* _Task requirements_
Filter the entries that follow, copying every line in which the word "ylabel" appears.

* _Data in this exercise_

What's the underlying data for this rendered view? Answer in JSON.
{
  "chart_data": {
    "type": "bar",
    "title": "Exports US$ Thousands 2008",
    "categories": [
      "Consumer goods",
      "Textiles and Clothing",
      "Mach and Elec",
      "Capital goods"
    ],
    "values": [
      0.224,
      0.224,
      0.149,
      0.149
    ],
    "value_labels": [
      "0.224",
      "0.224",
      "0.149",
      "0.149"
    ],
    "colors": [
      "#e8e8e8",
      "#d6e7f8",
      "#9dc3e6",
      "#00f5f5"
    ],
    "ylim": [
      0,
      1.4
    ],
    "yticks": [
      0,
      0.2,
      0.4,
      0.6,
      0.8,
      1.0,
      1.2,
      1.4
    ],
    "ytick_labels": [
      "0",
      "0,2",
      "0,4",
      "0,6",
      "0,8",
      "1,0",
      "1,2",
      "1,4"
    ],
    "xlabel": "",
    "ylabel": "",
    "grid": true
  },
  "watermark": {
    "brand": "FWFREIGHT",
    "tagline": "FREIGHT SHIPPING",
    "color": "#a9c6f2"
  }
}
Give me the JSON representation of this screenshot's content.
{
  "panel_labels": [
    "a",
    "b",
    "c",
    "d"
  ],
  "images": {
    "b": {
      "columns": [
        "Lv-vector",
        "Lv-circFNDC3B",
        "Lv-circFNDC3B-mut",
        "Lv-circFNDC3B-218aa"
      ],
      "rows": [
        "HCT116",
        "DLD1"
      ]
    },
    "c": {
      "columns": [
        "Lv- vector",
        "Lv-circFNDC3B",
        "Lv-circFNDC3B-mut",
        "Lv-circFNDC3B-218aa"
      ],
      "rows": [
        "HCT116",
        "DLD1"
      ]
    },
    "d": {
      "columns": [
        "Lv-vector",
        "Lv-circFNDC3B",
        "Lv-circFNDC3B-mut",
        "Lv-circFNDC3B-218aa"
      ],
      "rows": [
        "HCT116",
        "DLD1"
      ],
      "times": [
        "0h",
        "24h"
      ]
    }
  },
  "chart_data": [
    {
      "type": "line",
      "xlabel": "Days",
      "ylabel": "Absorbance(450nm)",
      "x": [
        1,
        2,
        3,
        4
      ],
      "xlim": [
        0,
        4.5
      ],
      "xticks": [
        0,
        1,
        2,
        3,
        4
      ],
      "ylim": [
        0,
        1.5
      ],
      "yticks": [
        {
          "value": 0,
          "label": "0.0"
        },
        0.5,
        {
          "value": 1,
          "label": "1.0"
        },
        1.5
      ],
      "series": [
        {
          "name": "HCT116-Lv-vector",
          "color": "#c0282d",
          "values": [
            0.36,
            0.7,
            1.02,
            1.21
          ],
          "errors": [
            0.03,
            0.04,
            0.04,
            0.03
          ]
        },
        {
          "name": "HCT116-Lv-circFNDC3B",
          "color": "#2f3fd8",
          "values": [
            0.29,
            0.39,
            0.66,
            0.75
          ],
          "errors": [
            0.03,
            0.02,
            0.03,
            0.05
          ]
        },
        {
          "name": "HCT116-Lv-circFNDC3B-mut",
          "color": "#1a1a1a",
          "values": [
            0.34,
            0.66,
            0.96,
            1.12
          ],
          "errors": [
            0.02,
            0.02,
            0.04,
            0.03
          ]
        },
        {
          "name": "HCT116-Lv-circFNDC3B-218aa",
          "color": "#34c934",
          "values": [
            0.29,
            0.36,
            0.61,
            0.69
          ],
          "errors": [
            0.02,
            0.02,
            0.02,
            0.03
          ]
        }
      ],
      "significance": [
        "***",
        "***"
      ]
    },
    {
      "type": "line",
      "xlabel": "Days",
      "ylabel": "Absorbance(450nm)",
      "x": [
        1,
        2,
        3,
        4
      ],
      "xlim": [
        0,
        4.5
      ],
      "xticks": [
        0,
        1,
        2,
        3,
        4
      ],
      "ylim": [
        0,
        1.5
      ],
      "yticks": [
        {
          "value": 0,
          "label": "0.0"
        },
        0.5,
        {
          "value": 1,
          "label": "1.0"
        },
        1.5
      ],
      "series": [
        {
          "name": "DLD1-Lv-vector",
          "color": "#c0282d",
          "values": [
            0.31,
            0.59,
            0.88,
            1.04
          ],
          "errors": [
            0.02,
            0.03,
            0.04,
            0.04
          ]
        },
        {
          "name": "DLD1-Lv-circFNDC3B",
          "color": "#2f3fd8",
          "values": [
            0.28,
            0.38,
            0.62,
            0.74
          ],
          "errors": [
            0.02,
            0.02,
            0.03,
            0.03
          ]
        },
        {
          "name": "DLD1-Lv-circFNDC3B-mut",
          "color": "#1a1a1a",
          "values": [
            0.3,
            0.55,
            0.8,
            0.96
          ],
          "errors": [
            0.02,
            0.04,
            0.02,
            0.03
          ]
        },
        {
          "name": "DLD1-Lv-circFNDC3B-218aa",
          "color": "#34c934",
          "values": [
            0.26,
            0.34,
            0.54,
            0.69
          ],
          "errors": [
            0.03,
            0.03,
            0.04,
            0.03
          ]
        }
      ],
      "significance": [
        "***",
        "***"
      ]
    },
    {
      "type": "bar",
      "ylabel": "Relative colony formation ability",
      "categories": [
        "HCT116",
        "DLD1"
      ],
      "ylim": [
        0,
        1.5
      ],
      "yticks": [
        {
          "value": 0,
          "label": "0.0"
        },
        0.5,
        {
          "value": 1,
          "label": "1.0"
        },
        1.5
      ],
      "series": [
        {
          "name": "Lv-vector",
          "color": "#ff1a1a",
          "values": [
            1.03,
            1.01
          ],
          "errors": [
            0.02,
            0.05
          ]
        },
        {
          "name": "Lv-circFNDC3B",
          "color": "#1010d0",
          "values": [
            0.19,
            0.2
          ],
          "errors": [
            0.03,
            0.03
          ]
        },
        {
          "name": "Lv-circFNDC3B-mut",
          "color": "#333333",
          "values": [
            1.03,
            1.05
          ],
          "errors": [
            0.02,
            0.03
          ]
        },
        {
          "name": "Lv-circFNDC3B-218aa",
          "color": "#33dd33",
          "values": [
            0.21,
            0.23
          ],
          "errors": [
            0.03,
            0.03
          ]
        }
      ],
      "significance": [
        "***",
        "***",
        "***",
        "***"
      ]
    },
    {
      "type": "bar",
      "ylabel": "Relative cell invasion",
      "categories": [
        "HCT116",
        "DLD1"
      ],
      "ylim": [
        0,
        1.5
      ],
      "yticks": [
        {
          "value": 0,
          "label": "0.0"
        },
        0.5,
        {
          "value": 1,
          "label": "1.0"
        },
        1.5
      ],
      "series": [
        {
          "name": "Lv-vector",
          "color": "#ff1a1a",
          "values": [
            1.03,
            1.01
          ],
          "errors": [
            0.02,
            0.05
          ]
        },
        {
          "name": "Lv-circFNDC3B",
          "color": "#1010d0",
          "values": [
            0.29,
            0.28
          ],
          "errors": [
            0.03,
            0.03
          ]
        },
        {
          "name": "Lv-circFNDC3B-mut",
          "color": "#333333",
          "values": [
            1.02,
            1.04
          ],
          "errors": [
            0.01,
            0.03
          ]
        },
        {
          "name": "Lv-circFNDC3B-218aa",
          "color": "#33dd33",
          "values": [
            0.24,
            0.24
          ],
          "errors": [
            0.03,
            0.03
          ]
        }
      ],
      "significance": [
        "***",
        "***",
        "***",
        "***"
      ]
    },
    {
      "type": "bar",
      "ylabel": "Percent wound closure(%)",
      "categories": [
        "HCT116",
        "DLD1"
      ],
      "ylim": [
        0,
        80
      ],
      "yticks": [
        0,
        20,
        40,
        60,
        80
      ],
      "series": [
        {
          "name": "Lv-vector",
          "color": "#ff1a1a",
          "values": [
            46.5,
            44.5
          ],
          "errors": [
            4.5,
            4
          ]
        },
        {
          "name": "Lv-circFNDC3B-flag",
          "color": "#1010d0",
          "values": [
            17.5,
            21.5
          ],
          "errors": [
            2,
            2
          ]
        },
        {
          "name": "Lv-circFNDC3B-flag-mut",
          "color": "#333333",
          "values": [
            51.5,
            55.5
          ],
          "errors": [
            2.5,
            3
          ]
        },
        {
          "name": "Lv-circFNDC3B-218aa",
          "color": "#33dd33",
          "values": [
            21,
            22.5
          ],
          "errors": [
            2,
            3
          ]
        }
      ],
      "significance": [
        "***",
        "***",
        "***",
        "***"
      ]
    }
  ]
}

* _Output of the task_
    "ylabel": "",
      "ylabel": "Absorbance(450nm)",
      "ylabel": "Absorbance(450nm)",
      "ylabel": "Relative colony formation ability",
      "ylabel": "Relative cell invasion",
      "ylabel": "Percent wound closure(%)",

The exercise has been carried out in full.